>> BEGIN Task input

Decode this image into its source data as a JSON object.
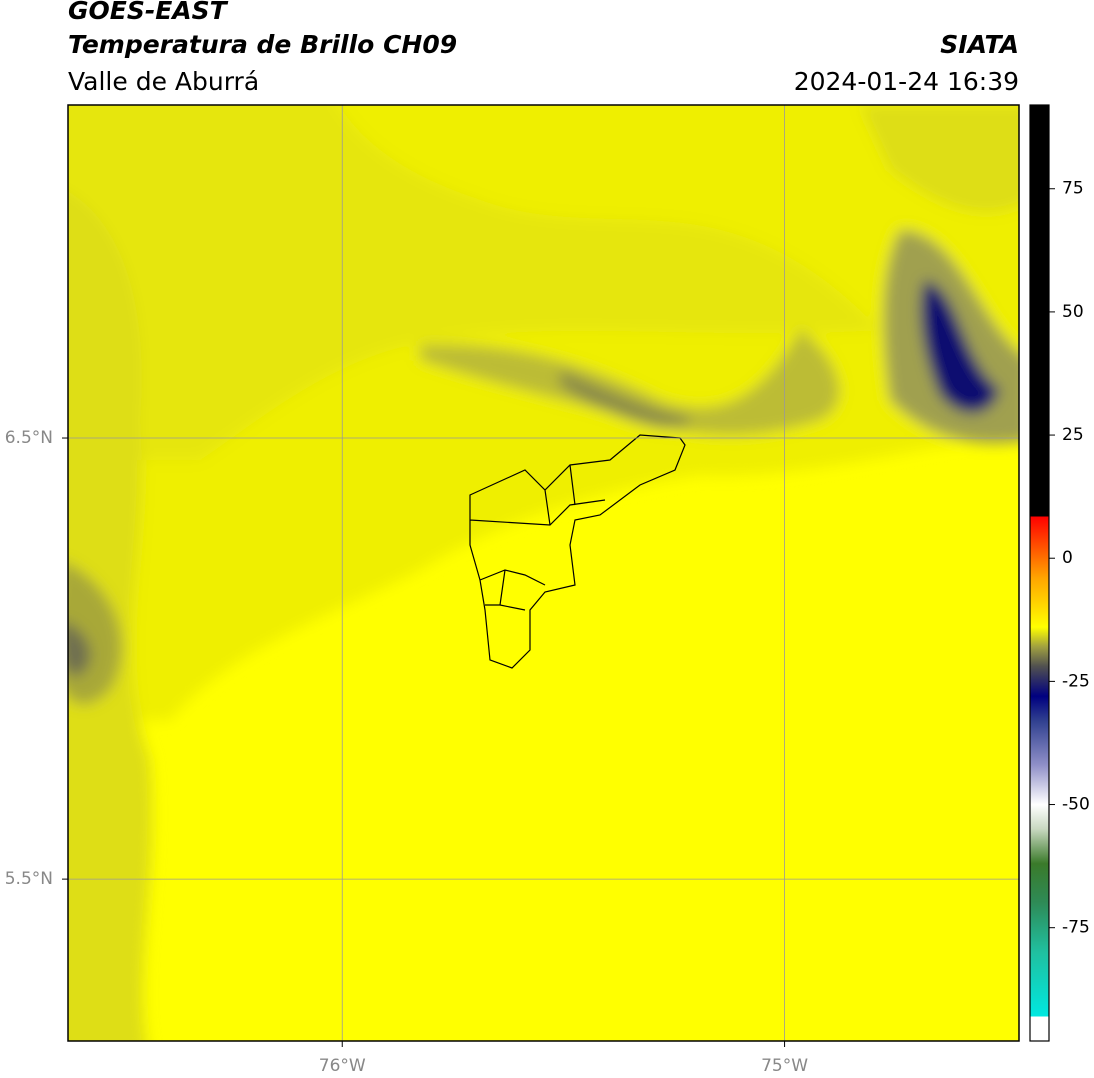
{
  "header": {
    "title": "GOES-EAST",
    "subtitle": "Temperatura de Brillo CH09",
    "region": "Valle de Aburrá",
    "source": "SIATA",
    "timestamp": "2024-01-24 16:39"
  },
  "map": {
    "lonlim": [
      -76.62,
      -74.47
    ],
    "latlim": [
      5.133,
      7.255
    ],
    "lon_ticks": [
      {
        "value": -76,
        "label": "76°W"
      },
      {
        "value": -75,
        "label": "75°W"
      }
    ],
    "lat_ticks": [
      {
        "value": 6.5,
        "label": "6.5°N"
      },
      {
        "value": 5.5,
        "label": "5.5°N"
      }
    ],
    "grid": true
  },
  "colorbar": {
    "lim": [
      -98,
      92
    ],
    "ticks": [
      75,
      50,
      25,
      0,
      -25,
      -50,
      -75
    ],
    "stops": [
      {
        "value": -98,
        "color": "#ffffff"
      },
      {
        "value": -93,
        "color": "#ffffff"
      },
      {
        "value": -93,
        "color": "#00e8e0"
      },
      {
        "value": -80,
        "color": "#20c0a0"
      },
      {
        "value": -70,
        "color": "#2e8b57"
      },
      {
        "value": -62,
        "color": "#3a7a2a"
      },
      {
        "value": -55,
        "color": "#c8d8c0"
      },
      {
        "value": -50,
        "color": "#ffffff"
      },
      {
        "value": -42,
        "color": "#9090c8"
      },
      {
        "value": -33,
        "color": "#304090"
      },
      {
        "value": -28,
        "color": "#000080"
      },
      {
        "value": -22,
        "color": "#505050"
      },
      {
        "value": -18,
        "color": "#a0a040"
      },
      {
        "value": -14,
        "color": "#ffff00"
      },
      {
        "value": -4,
        "color": "#ffa500"
      },
      {
        "value": 8.5,
        "color": "#ff0000"
      },
      {
        "value": 8.5,
        "color": "#000000"
      },
      {
        "value": 92,
        "color": "#000000"
      }
    ]
  }
}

>> END Task input

Problem description: Using the material above, report each line where "source" occurs.

Reply:
Decode this image into its source data as a JSON object.
    "source": "SIATA",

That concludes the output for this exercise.